● Task statement
Say how many lines contain "Himoyaga", using only the number.

● Material shown
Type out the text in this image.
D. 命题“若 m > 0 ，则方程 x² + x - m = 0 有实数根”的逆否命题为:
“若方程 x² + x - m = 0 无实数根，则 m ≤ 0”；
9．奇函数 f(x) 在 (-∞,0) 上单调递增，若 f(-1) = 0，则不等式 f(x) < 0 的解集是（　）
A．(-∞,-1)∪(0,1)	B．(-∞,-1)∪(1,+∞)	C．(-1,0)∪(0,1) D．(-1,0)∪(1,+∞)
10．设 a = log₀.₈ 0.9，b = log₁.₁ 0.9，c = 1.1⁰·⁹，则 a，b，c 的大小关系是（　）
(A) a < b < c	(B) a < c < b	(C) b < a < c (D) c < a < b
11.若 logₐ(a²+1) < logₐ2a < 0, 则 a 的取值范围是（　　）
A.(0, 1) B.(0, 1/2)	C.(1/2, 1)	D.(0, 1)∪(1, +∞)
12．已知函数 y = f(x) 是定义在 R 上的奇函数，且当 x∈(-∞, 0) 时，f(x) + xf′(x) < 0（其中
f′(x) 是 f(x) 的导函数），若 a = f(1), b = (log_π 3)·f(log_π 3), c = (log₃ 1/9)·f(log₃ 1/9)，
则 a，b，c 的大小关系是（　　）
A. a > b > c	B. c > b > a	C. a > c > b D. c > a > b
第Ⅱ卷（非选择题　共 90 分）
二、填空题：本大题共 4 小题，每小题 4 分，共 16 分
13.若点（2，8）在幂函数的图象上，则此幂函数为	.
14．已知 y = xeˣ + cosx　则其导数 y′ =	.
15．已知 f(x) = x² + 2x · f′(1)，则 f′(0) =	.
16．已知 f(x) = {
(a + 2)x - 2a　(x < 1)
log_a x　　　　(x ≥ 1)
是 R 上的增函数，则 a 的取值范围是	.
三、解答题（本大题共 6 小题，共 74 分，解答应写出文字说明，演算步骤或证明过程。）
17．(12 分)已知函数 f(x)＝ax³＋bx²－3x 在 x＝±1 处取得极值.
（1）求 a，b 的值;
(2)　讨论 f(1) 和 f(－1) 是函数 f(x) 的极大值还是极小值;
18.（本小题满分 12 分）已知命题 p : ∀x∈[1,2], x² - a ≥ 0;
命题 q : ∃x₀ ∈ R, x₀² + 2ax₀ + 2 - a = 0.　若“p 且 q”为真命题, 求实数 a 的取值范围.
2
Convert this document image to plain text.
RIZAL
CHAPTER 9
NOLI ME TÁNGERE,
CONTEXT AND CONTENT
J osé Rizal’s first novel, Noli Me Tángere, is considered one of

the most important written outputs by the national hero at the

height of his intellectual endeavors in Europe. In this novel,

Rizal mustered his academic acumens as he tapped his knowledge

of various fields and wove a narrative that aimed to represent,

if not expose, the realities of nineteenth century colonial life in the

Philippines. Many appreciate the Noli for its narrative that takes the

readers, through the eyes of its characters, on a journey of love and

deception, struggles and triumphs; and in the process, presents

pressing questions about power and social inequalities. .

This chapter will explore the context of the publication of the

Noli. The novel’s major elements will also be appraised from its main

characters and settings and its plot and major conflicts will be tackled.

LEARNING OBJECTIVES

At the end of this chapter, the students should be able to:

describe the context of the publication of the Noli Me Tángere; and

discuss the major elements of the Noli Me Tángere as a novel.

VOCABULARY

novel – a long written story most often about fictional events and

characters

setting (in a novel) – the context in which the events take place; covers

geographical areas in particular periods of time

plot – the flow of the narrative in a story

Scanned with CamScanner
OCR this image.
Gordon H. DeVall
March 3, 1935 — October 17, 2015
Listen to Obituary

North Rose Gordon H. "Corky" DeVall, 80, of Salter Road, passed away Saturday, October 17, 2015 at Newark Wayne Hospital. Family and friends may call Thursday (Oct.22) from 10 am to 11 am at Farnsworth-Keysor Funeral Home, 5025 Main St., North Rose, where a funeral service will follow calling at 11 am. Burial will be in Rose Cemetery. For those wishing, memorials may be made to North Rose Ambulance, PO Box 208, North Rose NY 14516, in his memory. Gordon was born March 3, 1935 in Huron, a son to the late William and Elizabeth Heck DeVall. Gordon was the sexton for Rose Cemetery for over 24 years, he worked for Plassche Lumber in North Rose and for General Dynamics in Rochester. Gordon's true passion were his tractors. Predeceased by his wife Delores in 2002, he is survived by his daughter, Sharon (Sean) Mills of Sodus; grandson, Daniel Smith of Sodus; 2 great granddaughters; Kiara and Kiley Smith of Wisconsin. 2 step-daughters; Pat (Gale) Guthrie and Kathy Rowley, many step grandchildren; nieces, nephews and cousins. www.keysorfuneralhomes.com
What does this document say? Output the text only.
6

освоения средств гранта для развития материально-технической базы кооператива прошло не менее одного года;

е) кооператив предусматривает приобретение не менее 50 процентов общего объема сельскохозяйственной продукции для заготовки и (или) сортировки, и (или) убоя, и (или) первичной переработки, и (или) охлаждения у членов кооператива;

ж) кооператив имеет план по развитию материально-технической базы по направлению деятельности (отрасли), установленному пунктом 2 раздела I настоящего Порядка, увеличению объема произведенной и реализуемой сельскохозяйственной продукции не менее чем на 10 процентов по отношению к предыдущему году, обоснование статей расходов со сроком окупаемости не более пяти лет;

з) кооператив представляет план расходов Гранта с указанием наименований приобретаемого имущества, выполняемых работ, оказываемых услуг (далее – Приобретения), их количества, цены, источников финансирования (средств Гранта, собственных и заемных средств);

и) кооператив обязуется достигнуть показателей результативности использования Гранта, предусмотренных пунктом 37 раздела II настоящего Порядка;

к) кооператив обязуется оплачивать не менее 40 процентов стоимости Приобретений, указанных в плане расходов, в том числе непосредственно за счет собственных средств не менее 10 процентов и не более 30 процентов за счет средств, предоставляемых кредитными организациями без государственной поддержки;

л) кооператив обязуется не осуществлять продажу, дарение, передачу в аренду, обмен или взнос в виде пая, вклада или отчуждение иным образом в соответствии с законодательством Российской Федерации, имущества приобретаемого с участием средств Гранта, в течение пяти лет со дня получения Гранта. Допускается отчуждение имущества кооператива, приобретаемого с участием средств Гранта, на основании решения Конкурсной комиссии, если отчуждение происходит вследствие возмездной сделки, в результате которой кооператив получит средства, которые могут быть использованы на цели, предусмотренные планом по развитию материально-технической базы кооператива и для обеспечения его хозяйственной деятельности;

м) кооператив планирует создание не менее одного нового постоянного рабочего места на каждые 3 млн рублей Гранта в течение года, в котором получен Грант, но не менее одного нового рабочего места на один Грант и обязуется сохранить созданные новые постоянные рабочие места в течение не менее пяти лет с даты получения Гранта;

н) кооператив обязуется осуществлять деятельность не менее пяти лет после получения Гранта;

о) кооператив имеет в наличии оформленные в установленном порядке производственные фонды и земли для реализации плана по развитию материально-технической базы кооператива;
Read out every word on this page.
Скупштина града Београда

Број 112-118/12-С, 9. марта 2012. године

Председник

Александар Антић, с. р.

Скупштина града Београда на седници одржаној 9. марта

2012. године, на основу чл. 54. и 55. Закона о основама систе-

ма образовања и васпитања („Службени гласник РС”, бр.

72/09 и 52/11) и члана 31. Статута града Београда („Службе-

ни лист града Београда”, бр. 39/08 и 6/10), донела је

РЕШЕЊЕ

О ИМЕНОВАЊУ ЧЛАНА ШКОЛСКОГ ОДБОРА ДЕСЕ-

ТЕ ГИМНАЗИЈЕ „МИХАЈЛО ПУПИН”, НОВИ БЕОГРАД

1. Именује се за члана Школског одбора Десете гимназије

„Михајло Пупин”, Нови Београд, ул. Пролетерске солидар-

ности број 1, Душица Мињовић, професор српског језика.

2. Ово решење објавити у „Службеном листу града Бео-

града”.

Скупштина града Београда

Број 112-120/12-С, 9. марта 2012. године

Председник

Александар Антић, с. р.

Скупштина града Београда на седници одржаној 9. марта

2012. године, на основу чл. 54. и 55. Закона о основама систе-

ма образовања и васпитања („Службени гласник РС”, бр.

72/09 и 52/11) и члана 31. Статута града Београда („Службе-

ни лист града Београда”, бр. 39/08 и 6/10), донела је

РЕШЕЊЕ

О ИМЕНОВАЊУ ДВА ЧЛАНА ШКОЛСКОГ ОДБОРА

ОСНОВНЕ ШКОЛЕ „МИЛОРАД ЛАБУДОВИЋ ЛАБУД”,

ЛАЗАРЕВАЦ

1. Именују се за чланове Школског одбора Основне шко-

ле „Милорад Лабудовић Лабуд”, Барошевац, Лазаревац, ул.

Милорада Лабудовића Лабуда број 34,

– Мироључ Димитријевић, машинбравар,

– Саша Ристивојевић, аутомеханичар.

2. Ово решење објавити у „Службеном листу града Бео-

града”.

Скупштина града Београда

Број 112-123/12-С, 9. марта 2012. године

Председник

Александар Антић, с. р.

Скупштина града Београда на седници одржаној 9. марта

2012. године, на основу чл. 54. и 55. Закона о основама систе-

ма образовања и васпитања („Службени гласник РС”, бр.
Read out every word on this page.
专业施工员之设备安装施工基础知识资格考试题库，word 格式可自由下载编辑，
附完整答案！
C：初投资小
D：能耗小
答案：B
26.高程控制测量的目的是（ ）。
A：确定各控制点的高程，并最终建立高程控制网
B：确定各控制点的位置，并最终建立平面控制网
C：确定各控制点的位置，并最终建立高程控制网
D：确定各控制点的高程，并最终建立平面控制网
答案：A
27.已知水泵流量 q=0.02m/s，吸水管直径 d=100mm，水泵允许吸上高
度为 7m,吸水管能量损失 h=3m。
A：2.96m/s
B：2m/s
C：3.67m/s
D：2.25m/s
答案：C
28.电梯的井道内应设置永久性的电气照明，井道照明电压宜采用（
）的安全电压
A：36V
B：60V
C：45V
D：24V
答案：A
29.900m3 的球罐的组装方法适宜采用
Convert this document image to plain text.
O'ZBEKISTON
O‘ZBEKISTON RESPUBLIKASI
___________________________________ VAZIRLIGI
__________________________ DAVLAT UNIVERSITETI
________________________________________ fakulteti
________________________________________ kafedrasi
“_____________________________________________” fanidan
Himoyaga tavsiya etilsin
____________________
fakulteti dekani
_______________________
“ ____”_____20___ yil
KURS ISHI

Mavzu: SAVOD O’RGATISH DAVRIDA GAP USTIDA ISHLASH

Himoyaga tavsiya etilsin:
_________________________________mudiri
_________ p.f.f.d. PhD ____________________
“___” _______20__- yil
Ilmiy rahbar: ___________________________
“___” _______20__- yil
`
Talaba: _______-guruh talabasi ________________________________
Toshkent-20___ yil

● Solution to this exercise
2